Task goal: Reproduce all of the data exactly, with no line skipped.

=== Material to process ===

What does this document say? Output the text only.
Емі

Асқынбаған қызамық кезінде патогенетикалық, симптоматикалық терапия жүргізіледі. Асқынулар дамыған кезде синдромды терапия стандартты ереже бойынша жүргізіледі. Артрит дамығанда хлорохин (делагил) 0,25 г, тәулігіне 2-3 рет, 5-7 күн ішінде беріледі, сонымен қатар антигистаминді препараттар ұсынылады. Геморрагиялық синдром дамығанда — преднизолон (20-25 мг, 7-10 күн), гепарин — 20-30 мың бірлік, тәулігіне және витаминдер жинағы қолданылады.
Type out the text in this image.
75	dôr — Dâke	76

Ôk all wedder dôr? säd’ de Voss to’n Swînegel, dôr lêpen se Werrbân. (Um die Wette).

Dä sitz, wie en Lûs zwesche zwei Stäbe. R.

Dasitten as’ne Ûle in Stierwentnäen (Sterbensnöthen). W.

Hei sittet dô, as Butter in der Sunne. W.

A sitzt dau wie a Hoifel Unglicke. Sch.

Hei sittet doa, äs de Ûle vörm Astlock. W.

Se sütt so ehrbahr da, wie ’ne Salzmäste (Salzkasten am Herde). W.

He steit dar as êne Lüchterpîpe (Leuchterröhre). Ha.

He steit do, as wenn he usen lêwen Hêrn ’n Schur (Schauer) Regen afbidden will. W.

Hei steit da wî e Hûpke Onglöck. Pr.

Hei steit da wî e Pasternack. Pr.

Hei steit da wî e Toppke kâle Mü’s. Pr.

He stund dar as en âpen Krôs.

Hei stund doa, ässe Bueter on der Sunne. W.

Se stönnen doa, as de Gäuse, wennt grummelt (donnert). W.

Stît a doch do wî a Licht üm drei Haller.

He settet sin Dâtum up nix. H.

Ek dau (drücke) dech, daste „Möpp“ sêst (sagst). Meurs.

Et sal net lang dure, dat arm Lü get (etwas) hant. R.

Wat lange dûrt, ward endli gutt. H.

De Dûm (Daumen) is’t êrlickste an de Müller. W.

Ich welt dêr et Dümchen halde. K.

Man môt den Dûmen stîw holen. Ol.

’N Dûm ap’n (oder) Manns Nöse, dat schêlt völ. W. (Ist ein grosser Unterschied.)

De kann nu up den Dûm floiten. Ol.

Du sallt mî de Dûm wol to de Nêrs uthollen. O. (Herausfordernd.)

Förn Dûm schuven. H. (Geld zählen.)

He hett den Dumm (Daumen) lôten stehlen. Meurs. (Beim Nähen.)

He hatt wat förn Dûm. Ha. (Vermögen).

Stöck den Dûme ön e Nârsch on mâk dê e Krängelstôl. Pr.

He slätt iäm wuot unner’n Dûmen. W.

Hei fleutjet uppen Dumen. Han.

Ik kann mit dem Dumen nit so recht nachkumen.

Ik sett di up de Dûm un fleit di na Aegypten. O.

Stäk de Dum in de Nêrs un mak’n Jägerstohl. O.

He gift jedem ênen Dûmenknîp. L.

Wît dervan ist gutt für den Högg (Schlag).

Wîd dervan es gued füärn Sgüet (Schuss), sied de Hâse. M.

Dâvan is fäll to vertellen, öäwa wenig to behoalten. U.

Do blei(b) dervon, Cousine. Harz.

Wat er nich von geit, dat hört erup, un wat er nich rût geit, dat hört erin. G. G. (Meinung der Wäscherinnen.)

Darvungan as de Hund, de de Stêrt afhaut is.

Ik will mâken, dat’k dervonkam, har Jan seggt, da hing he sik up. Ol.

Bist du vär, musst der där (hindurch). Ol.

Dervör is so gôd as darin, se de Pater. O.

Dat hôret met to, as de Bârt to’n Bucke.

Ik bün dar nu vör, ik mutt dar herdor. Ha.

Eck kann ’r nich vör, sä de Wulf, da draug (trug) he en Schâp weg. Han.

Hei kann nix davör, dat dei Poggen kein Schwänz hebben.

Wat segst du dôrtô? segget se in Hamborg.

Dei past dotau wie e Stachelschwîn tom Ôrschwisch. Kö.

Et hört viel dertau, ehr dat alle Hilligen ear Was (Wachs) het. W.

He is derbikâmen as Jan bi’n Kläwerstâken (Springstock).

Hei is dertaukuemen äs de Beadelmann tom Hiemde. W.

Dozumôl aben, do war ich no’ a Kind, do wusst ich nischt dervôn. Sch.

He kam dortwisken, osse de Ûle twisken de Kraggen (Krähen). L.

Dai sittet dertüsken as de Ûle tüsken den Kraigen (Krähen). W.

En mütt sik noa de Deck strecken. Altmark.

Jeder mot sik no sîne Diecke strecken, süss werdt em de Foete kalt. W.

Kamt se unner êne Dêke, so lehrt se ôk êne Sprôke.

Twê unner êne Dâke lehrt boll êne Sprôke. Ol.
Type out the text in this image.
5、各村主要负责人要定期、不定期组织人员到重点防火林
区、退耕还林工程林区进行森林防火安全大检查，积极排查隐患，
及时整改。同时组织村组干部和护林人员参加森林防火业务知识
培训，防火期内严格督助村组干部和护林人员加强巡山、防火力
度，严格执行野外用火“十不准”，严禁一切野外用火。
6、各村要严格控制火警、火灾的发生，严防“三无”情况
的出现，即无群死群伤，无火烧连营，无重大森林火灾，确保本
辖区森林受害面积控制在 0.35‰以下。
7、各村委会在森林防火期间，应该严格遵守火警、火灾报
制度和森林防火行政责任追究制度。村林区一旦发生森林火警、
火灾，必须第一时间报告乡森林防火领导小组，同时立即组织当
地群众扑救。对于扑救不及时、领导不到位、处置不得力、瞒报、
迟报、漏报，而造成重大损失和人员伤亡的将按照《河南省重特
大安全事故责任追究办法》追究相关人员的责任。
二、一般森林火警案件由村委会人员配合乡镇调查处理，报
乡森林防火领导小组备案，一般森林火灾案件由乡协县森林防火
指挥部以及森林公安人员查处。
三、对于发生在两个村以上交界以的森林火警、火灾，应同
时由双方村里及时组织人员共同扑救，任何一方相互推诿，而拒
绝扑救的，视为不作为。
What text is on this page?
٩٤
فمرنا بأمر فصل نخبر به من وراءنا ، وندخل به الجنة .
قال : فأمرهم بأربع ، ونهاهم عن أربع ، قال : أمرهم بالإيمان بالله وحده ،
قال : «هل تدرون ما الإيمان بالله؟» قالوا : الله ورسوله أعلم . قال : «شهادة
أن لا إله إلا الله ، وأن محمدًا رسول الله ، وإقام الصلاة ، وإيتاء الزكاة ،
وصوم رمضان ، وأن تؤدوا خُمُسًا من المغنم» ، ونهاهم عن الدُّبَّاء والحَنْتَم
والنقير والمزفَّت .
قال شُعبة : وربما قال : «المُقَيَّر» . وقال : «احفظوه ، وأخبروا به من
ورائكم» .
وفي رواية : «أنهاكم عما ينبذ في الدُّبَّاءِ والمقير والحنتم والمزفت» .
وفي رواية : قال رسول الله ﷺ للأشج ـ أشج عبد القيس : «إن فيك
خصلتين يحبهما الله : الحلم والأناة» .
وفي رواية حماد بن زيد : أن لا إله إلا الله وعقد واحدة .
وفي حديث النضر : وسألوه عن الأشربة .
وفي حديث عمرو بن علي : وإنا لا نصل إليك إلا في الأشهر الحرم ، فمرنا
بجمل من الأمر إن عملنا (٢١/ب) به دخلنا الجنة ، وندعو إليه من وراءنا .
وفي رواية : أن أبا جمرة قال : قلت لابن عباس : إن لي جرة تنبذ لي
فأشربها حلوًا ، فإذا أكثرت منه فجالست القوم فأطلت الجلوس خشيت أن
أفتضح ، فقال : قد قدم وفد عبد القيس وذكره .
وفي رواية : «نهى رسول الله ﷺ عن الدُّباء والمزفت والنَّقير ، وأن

===

Output below:
What does this document say? Output the text only.
Емі

Асқынбаған қызамық кезінде патогенетикалық, симптоматикалық терапия жүргізіледі. Асқынулар дамыған кезде синдромды терапия стандартты ереже бойынша жүргізіледі. Артрит дамығанда хлорохин (делагил) 0,25 г, тәулігіне 2-3 рет, 5-7 күн ішінде беріледі, сонымен қатар антигистаминді препараттар ұсынылады. Геморрагиялық синдром дамығанда — преднизолон (20-25 мг, 7-10 күн), гепарин — 20-30 мың бірлік, тәулігіне және витаминдер жинағы қолданылады.
Type out the text in this image.
75	dôr — Dâke	76

Ôk all wedder dôr? säd’ de Voss to’n Swînegel, dôr lêpen se Werrbân. (Um die Wette).

Dä sitz, wie en Lûs zwesche zwei Stäbe. R.

Dasitten as’ne Ûle in Stierwentnäen (Sterbensnöthen). W.

Hei sittet dô, as Butter in der Sunne. W.

A sitzt dau wie a Hoifel Unglicke. Sch.

Hei sittet doa, äs de Ûle vörm Astlock. W.

Se sütt so ehrbahr da, wie ’ne Salzmäste (Salzkasten am Herde). W.

He steit dar as êne Lüchterpîpe (Leuchterröhre). Ha.

He steit do, as wenn he usen lêwen Hêrn ’n Schur (Schauer) Regen afbidden will. W.

Hei steit da wî e Hûpke Onglöck. Pr.

Hei steit da wî e Pasternack. Pr.

Hei steit da wî e Toppke kâle Mü’s. Pr.

He stund dar as en âpen Krôs.

Hei stund doa, ässe Bueter on der Sunne. W.

Se stönnen doa, as de Gäuse, wennt grummelt (donnert). W.

Stît a doch do wî a Licht üm drei Haller.

He settet sin Dâtum up nix. H.

Ek dau (drücke) dech, daste „Möpp“ sêst (sagst). Meurs.

Et sal net lang dure, dat arm Lü get (etwas) hant. R.

Wat lange dûrt, ward endli gutt. H.

De Dûm (Daumen) is’t êrlickste an de Müller. W.

Ich welt dêr et Dümchen halde. K.

Man môt den Dûmen stîw holen. Ol.

’N Dûm ap’n (oder) Manns Nöse, dat schêlt völ. W. (Ist ein grosser Unterschied.)

De kann nu up den Dûm floiten. Ol.

Du sallt mî de Dûm wol to de Nêrs uthollen. O. (Herausfordernd.)

Förn Dûm schuven. H. (Geld zählen.)

He hett den Dumm (Daumen) lôten stehlen. Meurs. (Beim Nähen.)

He hatt wat förn Dûm. Ha. (Vermögen).

Stöck den Dûme ön e Nârsch on mâk dê e Krängelstôl. Pr.

He slätt iäm wuot unner’n Dûmen. W.

Hei fleutjet uppen Dumen. Han.

Ik kann mit dem Dumen nit so recht nachkumen.

Ik sett di up de Dûm un fleit di na Aegypten. O.

Stäk de Dum in de Nêrs un mak’n Jägerstohl. O.

He gift jedem ênen Dûmenknîp. L.

Wît dervan ist gutt für den Högg (Schlag).

Wîd dervan es gued füärn Sgüet (Schuss), sied de Hâse. M.

Dâvan is fäll to vertellen, öäwa wenig to behoalten. U.

Do blei(b) dervon, Cousine. Harz.

Wat er nich von geit, dat hört erup, un wat er nich rût geit, dat hört erin. G. G. (Meinung der Wäscherinnen.)

Darvungan as de Hund, de de Stêrt afhaut is.

Ik will mâken, dat’k dervonkam, har Jan seggt, da hing he sik up. Ol.

Bist du vär, musst der där (hindurch). Ol.

Dervör is so gôd as darin, se de Pater. O.

Dat hôret met to, as de Bârt to’n Bucke.

Ik bün dar nu vör, ik mutt dar herdor. Ha.

Eck kann ’r nich vör, sä de Wulf, da draug (trug) he en Schâp weg. Han.

Hei kann nix davör, dat dei Poggen kein Schwänz hebben.

Wat segst du dôrtô? segget se in Hamborg.

Dei past dotau wie e Stachelschwîn tom Ôrschwisch. Kö.

Et hört viel dertau, ehr dat alle Hilligen ear Was (Wachs) het. W.

He is derbikâmen as Jan bi’n Kläwerstâken (Springstock).

Hei is dertaukuemen äs de Beadelmann tom Hiemde. W.

Dozumôl aben, do war ich no’ a Kind, do wusst ich nischt dervôn. Sch.

He kam dortwisken, osse de Ûle twisken de Kraggen (Krähen). L.

Dai sittet dertüsken as de Ûle tüsken den Kraigen (Krähen). W.

En mütt sik noa de Deck strecken. Altmark.

Jeder mot sik no sîne Diecke strecken, süss werdt em de Foete kalt. W.

Kamt se unner êne Dêke, so lehrt se ôk êne Sprôke.

Twê unner êne Dâke lehrt boll êne Sprôke. Ol.
Type out the text in this image.
5、各村主要负责人要定期、不定期组织人员到重点防火林
区、退耕还林工程林区进行森林防火安全大检查，积极排查隐患，
及时整改。同时组织村组干部和护林人员参加森林防火业务知识
培训，防火期内严格督助村组干部和护林人员加强巡山、防火力
度，严格执行野外用火“十不准”，严禁一切野外用火。
6、各村要严格控制火警、火灾的发生，严防“三无”情况
的出现，即无群死群伤，无火烧连营，无重大森林火灾，确保本
辖区森林受害面积控制在 0.35‰以下。
7、各村委会在森林防火期间，应该严格遵守火警、火灾报
制度和森林防火行政责任追究制度。村林区一旦发生森林火警、
火灾，必须第一时间报告乡森林防火领导小组，同时立即组织当
地群众扑救。对于扑救不及时、领导不到位、处置不得力、瞒报、
迟报、漏报，而造成重大损失和人员伤亡的将按照《河南省重特
大安全事故责任追究办法》追究相关人员的责任。
二、一般森林火警案件由村委会人员配合乡镇调查处理，报
乡森林防火领导小组备案，一般森林火灾案件由乡协县森林防火
指挥部以及森林公安人员查处。
三、对于发生在两个村以上交界以的森林火警、火灾，应同
时由双方村里及时组织人员共同扑救，任何一方相互推诿，而拒
绝扑救的，视为不作为。
What text is on this page?
٩٤
فمرنا بأمر فصل نخبر به من وراءنا ، وندخل به الجنة .
قال : فأمرهم بأربع ، ونهاهم عن أربع ، قال : أمرهم بالإيمان بالله وحده ،
قال : «هل تدرون ما الإيمان بالله؟» قالوا : الله ورسوله أعلم . قال : «شهادة
أن لا إله إلا الله ، وأن محمدًا رسول الله ، وإقام الصلاة ، وإيتاء الزكاة ،
وصوم رمضان ، وأن تؤدوا خُمُسًا من المغنم» ، ونهاهم عن الدُّبَّاء والحَنْتَم
والنقير والمزفَّت .
قال شُعبة : وربما قال : «المُقَيَّر» . وقال : «احفظوه ، وأخبروا به من
ورائكم» .
وفي رواية : «أنهاكم عما ينبذ في الدُّبَّاءِ والمقير والحنتم والمزفت» .
وفي رواية : قال رسول الله ﷺ للأشج ـ أشج عبد القيس : «إن فيك
خصلتين يحبهما الله : الحلم والأناة» .
وفي رواية حماد بن زيد : أن لا إله إلا الله وعقد واحدة .
وفي حديث النضر : وسألوه عن الأشربة .
وفي حديث عمرو بن علي : وإنا لا نصل إليك إلا في الأشهر الحرم ، فمرنا
بجمل من الأمر إن عملنا (٢١/ب) به دخلنا الجنة ، وندعو إليه من وراءنا .
وفي رواية : أن أبا جمرة قال : قلت لابن عباس : إن لي جرة تنبذ لي
فأشربها حلوًا ، فإذا أكثرت منه فجالست القوم فأطلت الجلوس خشيت أن
أفتضح ، فقال : قد قدم وفد عبد القيس وذكره .
وفي رواية : «نهى رسول الله ﷺ عن الدُّباء والمزفت والنَّقير ، وأن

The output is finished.